*** RECORDS FOR THIS TASK ***
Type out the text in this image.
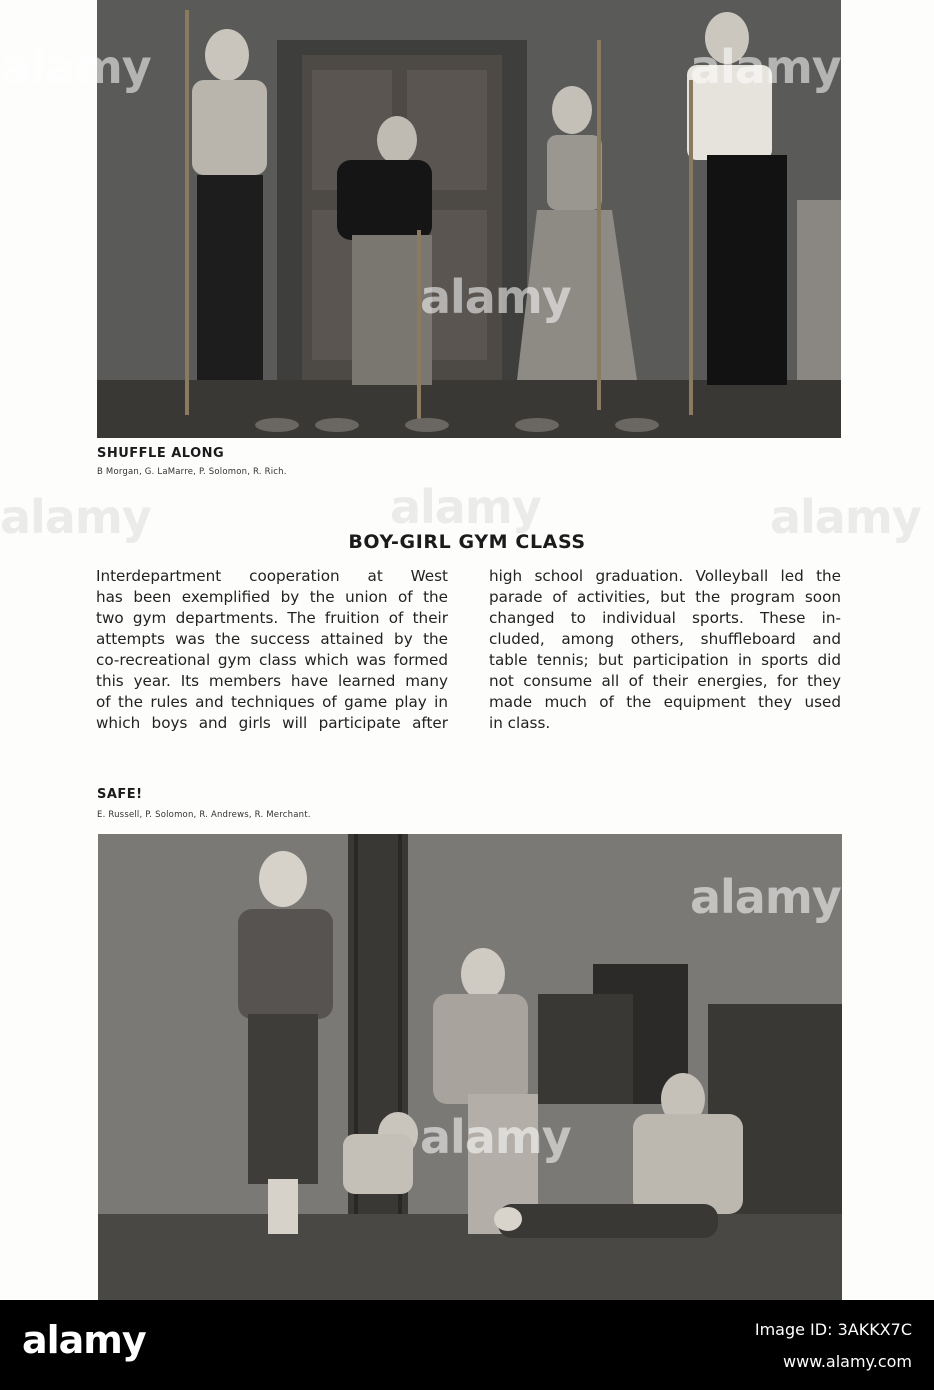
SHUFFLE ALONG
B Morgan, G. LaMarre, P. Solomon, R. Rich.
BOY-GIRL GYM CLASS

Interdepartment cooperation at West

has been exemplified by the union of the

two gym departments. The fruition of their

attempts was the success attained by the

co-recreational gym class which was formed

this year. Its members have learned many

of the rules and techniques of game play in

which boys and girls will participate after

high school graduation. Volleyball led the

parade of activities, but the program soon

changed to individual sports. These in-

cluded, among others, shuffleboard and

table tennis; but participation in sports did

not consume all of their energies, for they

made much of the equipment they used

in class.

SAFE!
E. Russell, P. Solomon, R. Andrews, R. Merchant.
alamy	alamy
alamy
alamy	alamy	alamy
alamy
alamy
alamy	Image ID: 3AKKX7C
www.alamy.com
***
WHAT IS BEING ASKED
Extract each line holding the word "sports" from the records.

TASK RESULT
changed to individual sports. These in-
table tennis; but participation in sports did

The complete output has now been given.